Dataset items
━━━━
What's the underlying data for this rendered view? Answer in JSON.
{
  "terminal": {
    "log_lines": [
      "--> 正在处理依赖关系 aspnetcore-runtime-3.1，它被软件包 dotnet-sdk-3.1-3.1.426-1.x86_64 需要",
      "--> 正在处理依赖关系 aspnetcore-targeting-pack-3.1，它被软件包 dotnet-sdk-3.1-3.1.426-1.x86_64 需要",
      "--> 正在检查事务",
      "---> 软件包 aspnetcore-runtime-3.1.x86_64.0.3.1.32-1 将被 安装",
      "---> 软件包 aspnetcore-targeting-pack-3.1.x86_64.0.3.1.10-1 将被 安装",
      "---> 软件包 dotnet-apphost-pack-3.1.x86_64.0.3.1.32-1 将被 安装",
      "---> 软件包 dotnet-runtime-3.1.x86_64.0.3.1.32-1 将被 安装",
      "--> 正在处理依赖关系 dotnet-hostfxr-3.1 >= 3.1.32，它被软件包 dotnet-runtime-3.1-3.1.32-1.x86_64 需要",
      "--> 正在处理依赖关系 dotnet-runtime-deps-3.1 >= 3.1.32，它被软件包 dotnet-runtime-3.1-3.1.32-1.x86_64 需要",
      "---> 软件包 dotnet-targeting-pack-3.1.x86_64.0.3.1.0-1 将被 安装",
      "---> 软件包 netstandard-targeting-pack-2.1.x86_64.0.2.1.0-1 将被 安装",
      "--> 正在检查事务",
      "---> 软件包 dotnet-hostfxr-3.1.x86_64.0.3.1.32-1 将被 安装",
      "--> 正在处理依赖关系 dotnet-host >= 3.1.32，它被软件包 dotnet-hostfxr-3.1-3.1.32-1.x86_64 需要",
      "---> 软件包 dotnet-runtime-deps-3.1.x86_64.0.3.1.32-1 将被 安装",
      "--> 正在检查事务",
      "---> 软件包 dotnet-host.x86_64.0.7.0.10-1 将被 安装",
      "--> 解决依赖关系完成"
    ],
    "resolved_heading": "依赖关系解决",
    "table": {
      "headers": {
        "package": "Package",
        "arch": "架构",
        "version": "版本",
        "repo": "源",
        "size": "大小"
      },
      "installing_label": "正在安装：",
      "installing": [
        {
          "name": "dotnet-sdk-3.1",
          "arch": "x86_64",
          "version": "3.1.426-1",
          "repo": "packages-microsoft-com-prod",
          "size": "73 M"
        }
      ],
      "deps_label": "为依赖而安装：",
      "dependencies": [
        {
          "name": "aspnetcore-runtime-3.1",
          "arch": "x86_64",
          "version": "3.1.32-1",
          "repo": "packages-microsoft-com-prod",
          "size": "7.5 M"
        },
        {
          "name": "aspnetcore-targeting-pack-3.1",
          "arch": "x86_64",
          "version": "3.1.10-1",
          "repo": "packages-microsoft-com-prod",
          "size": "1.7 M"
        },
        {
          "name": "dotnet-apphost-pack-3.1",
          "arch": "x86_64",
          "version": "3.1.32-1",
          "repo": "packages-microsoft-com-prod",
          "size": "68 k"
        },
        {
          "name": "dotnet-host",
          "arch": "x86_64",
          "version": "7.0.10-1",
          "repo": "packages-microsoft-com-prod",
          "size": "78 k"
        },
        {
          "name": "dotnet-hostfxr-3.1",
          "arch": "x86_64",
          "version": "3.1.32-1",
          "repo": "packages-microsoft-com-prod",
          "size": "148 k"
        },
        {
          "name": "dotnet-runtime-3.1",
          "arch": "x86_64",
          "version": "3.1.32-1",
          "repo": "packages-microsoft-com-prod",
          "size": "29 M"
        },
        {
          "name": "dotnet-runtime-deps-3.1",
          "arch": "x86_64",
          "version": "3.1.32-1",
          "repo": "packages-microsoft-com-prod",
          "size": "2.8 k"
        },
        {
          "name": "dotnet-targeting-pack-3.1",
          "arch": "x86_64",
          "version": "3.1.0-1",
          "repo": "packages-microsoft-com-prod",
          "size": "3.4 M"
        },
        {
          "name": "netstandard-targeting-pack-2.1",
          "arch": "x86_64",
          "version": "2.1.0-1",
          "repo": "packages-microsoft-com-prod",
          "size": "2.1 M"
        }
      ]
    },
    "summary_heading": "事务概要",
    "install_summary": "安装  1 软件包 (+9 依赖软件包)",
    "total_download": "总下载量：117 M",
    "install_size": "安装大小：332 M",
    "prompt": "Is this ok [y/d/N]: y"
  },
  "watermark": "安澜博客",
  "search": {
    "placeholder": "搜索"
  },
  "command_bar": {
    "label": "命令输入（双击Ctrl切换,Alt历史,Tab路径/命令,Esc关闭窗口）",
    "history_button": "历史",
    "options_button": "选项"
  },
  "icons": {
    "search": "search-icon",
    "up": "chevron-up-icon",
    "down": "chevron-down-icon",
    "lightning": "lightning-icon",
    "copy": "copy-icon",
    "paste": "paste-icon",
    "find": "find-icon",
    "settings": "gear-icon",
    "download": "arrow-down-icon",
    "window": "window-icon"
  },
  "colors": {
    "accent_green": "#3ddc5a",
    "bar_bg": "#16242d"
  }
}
━━━━
#### The request
Read through the lines above and collect those that contain the string "apphost".

#### Solution to the exercise
      "---> 软件包 dotnet-apphost-pack-3.1.x86_64.0.3.1.32-1 将被 安装",
          "name": "dotnet-apphost-pack-3.1",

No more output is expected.